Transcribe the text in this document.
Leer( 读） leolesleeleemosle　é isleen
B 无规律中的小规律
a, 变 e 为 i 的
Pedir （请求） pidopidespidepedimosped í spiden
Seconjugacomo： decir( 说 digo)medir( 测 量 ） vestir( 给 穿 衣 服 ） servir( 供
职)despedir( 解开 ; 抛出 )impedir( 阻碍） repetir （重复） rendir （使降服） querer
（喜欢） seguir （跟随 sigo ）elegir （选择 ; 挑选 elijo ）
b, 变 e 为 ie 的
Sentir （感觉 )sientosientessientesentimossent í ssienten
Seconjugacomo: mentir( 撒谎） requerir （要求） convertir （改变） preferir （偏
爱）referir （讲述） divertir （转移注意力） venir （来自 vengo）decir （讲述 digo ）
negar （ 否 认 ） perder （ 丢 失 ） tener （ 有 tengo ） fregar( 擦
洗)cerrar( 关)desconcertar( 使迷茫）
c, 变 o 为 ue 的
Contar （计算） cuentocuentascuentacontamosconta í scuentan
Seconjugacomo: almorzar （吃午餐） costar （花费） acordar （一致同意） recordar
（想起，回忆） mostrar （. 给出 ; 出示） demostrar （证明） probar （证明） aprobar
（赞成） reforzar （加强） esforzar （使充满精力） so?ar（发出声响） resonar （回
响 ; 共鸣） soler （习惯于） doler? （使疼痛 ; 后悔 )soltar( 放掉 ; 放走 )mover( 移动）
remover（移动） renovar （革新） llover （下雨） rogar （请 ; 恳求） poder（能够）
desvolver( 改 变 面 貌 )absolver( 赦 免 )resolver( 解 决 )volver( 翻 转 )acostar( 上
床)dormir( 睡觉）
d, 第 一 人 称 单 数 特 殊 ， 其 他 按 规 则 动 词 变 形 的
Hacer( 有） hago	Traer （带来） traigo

Problem to work on
What is the number of lines in the listing that include the word "Seconjugacomo"? Give that number and nothing else.

Exercise response
3